-------- Extracted records --------

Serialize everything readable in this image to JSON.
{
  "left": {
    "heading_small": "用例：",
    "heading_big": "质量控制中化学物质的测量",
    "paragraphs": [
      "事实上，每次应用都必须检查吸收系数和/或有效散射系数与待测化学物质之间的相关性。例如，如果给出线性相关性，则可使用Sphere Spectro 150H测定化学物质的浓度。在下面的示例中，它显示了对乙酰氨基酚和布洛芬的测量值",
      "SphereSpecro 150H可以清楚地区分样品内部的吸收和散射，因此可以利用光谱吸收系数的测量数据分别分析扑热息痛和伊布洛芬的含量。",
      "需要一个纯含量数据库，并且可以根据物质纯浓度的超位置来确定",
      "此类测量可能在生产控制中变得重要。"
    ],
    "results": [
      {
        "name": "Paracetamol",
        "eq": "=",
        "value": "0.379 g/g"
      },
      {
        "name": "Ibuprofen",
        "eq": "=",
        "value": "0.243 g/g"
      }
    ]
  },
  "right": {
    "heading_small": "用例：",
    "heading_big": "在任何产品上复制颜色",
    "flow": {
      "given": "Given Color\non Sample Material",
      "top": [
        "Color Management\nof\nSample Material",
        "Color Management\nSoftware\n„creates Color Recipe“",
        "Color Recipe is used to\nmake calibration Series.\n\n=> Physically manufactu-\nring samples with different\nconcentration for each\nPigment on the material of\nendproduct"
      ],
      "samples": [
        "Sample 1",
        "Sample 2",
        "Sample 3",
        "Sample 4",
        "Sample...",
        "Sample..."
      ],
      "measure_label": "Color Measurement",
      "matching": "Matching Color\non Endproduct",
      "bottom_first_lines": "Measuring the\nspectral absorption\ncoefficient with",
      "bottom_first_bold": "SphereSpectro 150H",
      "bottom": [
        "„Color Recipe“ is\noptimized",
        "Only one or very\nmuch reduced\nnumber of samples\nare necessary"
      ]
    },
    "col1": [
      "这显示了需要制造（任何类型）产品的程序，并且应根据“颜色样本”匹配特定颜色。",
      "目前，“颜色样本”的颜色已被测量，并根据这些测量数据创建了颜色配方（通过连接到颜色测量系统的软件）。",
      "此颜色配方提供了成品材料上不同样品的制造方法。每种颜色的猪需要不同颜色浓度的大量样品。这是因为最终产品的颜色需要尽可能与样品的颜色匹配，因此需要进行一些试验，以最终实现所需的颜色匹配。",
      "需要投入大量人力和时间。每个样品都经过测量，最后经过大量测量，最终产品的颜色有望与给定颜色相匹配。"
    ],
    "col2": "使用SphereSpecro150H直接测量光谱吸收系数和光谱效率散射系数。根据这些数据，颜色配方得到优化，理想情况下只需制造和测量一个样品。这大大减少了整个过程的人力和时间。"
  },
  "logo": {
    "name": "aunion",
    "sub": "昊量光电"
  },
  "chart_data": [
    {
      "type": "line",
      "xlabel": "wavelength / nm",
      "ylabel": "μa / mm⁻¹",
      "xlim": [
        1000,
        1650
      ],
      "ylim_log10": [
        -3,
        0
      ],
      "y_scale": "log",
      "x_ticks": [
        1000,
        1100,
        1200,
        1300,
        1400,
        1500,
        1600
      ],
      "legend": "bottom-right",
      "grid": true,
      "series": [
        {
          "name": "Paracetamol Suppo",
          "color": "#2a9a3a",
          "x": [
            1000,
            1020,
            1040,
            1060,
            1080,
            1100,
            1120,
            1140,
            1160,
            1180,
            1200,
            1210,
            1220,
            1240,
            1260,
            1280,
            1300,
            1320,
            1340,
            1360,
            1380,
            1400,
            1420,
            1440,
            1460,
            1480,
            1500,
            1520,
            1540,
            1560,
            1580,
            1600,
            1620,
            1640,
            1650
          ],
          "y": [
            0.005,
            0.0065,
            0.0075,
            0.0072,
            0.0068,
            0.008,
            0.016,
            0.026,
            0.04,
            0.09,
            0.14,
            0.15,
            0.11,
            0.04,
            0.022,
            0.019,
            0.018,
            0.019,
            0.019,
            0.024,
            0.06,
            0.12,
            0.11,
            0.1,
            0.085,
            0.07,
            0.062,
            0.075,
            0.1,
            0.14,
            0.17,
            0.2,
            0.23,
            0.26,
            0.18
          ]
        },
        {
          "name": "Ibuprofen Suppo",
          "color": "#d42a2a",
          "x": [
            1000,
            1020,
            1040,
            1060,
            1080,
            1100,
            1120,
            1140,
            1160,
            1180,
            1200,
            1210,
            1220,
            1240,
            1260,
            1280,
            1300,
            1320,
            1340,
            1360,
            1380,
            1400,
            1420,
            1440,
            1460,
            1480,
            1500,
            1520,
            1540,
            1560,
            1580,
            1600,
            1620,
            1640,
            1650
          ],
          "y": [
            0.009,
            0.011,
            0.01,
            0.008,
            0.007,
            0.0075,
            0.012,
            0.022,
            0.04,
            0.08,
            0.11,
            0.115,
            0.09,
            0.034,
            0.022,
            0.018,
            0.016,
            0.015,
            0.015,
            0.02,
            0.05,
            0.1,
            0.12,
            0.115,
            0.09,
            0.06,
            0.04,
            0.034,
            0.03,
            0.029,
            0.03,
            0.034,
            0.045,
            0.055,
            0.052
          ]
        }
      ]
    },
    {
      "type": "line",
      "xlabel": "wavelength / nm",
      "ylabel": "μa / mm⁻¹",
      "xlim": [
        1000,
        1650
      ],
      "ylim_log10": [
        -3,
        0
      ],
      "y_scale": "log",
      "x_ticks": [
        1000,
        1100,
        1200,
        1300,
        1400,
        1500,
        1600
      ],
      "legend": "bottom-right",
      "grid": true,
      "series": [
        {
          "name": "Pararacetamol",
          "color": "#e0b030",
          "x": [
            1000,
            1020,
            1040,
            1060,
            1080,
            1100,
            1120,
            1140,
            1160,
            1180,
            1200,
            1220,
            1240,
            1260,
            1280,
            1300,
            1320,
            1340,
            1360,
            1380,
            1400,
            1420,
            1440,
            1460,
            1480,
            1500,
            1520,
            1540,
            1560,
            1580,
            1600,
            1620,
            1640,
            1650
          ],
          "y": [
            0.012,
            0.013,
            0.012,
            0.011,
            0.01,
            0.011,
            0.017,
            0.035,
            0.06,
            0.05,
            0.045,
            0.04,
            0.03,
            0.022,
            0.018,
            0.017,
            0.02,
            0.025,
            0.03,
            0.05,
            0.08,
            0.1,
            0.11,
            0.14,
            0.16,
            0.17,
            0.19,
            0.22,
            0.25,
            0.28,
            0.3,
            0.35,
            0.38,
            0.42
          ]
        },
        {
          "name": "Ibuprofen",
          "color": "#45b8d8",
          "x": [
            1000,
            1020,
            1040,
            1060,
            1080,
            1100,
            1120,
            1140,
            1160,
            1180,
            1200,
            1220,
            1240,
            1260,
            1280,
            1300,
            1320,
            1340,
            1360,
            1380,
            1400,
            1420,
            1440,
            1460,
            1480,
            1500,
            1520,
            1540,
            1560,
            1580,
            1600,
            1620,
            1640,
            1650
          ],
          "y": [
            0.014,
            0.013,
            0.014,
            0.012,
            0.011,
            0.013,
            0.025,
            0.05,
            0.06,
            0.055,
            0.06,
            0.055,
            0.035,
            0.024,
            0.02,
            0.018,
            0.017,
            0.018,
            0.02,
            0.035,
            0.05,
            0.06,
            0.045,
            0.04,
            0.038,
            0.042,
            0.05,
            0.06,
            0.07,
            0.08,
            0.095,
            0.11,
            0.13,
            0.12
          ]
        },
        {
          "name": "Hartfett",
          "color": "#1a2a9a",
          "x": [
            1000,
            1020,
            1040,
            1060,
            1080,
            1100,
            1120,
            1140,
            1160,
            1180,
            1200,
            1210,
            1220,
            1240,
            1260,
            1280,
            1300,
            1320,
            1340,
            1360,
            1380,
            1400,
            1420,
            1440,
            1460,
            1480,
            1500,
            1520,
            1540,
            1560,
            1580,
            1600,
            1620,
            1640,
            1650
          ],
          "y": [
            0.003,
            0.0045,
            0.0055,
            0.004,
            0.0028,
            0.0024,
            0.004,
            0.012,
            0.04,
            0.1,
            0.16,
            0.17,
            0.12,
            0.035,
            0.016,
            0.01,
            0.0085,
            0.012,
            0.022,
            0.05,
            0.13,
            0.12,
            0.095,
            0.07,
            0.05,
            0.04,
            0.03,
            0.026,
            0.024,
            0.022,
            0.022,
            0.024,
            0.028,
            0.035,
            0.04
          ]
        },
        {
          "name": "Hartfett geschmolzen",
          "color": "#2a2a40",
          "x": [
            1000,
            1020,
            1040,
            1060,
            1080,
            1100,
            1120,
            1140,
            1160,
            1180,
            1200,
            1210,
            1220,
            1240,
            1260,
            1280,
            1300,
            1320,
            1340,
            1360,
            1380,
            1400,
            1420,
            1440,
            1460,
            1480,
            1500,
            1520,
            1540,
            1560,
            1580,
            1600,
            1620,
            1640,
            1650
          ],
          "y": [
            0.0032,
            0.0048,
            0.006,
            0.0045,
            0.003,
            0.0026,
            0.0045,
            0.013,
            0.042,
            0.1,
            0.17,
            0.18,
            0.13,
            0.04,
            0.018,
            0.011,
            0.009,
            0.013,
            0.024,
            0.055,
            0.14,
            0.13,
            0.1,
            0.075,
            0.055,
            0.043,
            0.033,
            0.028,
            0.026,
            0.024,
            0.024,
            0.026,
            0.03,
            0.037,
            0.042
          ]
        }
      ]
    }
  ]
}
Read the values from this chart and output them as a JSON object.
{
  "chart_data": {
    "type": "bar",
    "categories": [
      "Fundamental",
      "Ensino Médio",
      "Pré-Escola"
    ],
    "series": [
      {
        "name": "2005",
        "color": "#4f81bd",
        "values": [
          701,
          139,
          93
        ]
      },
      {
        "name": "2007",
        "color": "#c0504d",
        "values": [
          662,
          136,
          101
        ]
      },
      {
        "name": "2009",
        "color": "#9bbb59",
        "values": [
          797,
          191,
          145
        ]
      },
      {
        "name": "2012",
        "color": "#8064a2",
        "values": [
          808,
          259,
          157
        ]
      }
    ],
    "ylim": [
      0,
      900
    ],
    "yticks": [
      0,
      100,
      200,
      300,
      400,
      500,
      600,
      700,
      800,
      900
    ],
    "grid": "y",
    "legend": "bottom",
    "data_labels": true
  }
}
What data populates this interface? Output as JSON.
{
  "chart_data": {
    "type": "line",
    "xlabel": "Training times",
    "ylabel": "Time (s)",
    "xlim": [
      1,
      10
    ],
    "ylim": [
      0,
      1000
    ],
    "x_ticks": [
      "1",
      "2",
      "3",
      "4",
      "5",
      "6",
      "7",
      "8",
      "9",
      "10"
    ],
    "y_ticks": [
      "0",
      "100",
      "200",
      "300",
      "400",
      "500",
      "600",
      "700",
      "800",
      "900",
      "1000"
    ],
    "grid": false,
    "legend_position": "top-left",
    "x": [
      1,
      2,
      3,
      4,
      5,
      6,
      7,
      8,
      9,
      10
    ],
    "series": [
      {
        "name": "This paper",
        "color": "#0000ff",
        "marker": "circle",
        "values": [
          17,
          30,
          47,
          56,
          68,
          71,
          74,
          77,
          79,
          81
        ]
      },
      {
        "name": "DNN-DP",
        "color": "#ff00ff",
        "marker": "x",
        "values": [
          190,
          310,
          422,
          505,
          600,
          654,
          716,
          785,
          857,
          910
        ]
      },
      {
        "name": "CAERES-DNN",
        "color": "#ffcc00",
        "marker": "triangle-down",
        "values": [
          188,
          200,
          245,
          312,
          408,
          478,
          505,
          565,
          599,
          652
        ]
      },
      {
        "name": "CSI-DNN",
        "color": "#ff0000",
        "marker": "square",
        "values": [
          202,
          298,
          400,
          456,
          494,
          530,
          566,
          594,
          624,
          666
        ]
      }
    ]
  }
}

--------

§ **Exercise description**: Check each line of the listing above for the string "type", then report only how many lines have it.

§ **Solved exercise**: 4